TASK GOAL: Filter the entries and keep only the lines where the string "text" appears.

MATERIALS PROVIDED:
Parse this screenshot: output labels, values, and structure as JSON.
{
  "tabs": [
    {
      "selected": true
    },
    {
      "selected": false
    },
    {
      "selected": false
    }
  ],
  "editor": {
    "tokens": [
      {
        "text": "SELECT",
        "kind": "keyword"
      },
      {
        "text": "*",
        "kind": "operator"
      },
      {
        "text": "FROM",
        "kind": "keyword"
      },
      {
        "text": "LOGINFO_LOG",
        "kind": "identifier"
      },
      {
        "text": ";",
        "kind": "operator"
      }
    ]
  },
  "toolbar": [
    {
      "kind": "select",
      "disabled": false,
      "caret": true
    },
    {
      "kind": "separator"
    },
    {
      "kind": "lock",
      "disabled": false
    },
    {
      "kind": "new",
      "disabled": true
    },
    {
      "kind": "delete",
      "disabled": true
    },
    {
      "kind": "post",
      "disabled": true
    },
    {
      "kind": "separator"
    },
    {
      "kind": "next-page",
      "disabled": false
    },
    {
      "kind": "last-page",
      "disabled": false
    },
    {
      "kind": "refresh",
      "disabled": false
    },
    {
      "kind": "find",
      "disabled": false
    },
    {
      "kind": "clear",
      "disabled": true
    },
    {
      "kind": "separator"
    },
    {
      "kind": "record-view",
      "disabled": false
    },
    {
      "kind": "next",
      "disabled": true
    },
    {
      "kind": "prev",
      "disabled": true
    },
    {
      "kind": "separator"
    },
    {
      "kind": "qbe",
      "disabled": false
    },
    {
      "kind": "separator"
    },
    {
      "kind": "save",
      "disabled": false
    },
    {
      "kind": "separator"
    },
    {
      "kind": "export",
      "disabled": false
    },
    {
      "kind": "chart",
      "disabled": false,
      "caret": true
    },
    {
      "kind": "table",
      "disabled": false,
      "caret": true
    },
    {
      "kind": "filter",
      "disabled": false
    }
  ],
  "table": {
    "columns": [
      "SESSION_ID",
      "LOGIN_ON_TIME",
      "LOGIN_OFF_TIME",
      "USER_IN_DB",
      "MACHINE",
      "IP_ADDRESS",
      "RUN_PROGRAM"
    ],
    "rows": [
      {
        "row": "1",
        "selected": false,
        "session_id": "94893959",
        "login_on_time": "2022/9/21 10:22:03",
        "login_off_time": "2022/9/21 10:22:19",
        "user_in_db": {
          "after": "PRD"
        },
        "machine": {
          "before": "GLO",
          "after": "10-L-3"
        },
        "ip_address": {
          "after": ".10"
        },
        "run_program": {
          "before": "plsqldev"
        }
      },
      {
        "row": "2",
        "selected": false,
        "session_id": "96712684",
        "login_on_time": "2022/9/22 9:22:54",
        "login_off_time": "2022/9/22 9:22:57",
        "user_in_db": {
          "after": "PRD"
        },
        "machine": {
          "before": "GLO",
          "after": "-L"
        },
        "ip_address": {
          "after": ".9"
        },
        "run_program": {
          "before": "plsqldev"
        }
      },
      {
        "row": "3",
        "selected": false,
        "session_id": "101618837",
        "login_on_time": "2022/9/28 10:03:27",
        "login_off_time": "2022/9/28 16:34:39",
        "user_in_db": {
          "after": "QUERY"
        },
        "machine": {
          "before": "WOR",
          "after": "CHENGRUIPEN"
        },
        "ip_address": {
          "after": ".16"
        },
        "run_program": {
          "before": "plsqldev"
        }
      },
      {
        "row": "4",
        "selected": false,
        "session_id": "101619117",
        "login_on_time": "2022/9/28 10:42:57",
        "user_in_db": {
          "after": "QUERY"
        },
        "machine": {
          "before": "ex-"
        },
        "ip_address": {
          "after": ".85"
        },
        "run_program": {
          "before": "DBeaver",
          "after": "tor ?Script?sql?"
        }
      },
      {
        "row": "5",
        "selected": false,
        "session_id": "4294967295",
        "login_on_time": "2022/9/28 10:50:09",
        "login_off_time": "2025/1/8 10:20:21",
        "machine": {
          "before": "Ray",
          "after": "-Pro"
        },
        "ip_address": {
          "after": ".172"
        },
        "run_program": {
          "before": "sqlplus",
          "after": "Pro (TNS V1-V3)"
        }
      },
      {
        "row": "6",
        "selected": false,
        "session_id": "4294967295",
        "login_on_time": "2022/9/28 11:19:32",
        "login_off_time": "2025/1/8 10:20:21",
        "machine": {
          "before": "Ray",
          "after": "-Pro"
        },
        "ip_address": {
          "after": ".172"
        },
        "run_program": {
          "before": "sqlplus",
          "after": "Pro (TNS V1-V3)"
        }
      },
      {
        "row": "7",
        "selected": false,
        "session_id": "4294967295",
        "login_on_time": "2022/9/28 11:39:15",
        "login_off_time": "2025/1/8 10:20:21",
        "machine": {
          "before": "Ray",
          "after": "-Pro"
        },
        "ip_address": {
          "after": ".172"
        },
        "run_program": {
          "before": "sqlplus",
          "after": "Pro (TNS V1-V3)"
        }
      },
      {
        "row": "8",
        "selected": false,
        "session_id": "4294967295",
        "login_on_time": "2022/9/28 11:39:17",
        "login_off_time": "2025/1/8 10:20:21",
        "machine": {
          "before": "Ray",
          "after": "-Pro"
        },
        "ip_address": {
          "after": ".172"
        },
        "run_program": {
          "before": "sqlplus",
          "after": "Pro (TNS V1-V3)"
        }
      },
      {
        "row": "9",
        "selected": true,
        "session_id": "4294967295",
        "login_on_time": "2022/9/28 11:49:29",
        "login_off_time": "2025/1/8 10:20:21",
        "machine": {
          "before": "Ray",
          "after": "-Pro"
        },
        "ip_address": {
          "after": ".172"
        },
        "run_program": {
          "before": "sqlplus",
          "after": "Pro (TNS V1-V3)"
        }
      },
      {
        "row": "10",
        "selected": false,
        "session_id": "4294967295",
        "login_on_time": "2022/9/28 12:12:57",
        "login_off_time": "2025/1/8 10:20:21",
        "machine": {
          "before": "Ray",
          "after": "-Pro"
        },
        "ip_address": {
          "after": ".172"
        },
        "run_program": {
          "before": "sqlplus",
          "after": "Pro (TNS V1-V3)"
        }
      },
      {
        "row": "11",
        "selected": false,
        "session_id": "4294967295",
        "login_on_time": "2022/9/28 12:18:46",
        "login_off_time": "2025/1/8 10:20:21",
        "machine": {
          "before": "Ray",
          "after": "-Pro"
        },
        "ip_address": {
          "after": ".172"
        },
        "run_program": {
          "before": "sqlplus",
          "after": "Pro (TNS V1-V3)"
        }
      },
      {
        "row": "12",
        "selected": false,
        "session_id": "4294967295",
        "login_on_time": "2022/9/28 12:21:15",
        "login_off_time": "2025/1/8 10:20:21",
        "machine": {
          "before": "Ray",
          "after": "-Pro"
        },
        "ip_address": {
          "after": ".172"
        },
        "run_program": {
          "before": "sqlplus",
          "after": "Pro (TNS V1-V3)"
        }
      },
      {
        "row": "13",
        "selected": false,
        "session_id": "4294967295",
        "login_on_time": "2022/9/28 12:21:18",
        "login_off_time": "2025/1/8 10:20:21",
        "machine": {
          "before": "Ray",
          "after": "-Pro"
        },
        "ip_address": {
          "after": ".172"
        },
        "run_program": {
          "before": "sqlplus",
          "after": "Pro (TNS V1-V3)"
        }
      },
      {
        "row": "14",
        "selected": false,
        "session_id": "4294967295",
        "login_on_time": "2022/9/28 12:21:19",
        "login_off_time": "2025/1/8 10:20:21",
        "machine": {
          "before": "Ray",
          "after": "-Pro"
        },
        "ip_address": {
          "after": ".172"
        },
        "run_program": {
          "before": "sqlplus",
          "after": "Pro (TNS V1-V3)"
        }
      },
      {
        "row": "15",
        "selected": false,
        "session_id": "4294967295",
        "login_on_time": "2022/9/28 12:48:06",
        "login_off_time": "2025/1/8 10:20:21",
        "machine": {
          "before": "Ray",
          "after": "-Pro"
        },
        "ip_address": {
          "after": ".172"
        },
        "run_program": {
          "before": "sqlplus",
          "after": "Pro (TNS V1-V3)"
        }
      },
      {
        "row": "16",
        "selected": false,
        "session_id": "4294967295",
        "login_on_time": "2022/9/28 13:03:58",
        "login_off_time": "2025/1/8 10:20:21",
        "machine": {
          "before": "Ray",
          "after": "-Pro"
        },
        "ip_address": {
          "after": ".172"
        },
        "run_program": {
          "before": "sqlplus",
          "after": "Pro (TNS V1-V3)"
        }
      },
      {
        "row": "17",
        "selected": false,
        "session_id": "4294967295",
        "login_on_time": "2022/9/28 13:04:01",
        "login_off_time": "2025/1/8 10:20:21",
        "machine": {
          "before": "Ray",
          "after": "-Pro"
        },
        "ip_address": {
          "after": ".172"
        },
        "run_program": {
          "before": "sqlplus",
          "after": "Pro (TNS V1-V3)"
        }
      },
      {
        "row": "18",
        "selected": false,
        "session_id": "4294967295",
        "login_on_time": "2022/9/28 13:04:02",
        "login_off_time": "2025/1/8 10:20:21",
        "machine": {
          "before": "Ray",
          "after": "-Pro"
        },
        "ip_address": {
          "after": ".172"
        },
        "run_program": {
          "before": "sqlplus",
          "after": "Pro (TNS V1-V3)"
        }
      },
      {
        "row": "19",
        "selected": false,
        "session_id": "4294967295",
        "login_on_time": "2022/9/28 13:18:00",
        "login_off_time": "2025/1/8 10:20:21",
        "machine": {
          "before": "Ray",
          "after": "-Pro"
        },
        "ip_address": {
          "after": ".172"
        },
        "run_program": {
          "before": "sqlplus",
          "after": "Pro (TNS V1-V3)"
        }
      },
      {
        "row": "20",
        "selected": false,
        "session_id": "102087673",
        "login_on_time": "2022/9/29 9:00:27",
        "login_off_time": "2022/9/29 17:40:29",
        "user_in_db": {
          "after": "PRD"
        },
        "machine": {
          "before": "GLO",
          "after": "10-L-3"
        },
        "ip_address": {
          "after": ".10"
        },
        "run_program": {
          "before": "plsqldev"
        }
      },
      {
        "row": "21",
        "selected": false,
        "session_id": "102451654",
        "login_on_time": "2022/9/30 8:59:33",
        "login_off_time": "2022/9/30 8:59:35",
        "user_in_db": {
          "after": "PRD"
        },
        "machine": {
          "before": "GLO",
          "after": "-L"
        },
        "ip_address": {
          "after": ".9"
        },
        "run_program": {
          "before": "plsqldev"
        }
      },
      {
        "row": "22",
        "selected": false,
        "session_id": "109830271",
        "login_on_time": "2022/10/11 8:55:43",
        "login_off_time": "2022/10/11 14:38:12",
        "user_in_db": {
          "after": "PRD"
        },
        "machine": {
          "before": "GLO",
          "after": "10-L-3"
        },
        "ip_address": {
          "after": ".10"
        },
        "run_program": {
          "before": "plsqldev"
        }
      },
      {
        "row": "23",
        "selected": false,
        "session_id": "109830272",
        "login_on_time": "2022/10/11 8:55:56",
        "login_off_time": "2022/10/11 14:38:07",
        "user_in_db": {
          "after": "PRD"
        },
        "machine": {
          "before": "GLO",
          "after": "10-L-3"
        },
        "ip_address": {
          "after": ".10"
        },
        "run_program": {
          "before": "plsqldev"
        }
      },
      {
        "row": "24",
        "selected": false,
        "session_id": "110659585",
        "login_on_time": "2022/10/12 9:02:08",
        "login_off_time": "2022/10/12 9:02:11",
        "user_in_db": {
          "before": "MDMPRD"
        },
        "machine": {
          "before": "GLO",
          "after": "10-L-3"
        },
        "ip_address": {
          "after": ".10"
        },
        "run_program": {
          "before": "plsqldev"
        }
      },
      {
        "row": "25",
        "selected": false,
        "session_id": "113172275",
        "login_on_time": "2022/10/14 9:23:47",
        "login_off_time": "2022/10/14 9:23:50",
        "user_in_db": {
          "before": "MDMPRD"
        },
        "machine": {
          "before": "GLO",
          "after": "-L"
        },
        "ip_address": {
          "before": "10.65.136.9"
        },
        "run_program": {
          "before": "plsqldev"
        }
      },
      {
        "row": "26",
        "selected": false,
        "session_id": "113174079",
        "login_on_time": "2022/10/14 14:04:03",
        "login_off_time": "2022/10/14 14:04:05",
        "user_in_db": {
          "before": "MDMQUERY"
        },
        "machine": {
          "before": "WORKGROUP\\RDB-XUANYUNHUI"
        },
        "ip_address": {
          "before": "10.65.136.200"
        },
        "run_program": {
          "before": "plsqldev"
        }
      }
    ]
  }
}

ANSWER TO THIS EXERCISE:
        "text": "SELECT",
        "text": "*",
        "text": "FROM",
        "text": "LOGINFO_LOG",
        "text": ";",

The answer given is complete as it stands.